● WRITTEN TASK:
Find the number of lines below in which the word "细节理解题" appears, and write that number only.

Collected data:
** Begin **

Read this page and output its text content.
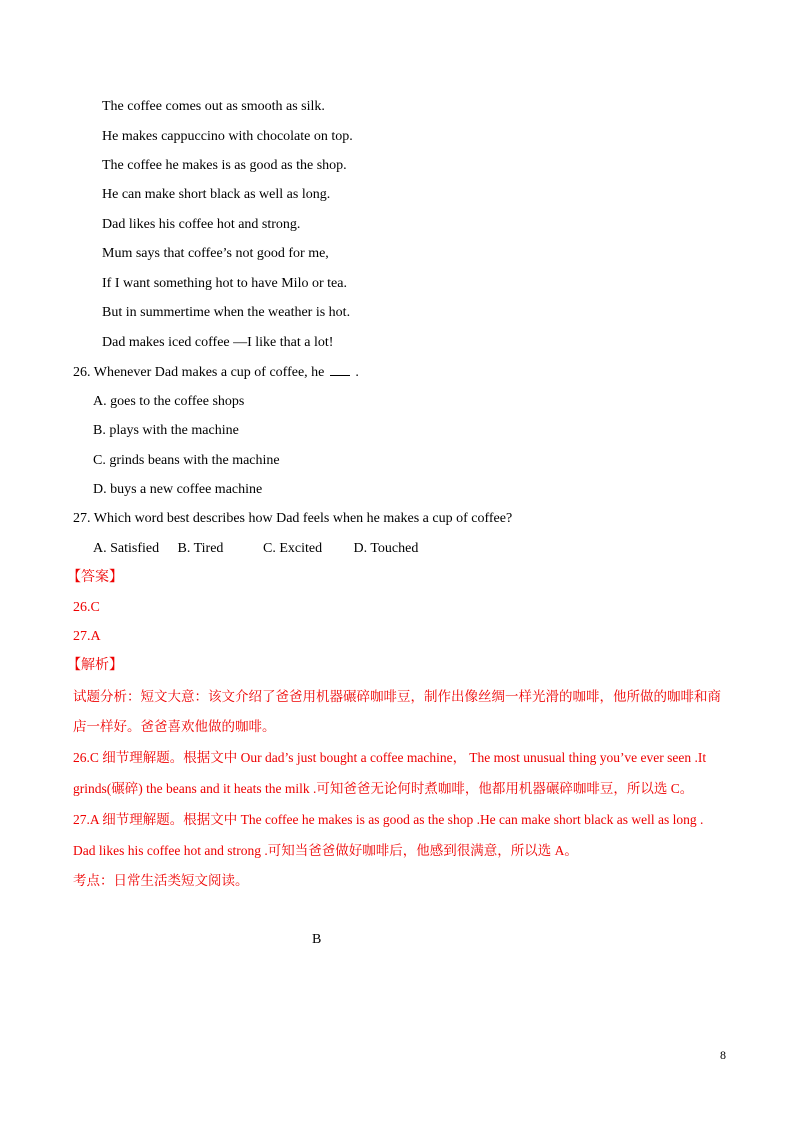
The coffee comes out as smooth as silk.
He makes cappuccino with chocolate on top.
The coffee he makes is as good as the shop.
He can make short black as well as long.
Dad likes his coffee hot and strong.
Mum says that coffee’s not good for me,
If I want something hot to have Milo or tea.
But in summertime when the weather is hot.
Dad makes iced coffee —I like that a lot!
26. Whenever Dad makes a cup of coffee, he  .
A. goes to the coffee shops
B. plays with the machine
C. grinds beans with the machine
D. buys a new coffee machine
27. Which word best describes how Dad feels when he makes a cup of coffee?
A. Satisfied B. Tired	C. Excited D. Touched
【答案】
26.C
27.A
【解析】
试题分析：短文大意：该文介绍了爸爸用机器碾碎咖啡豆，制作出像丝绸一样光滑的咖啡，他所做的咖啡和商
店一样好。爸爸喜欢他做的咖啡。
26.C 细节理解题。根据文中 Our dad’s just bought a coffee machine， The most unusual thing you’ve ever seen .It
grinds(碾碎) the beans and it heats the milk .可知爸爸无论何时煮咖啡，他都用机器碾碎咖啡豆，所以选 C。
27.A 细节理解题。根据文中 The coffee he makes is as good as the shop .He can make short black as well as long .
Dad likes his coffee hot and strong .可知当爸爸做好咖啡后，他感到很满意，所以选 A。
考点：日常生活类短文阅读。
B
8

** End **

● SOLUTION TO THIS PROBLEM:
2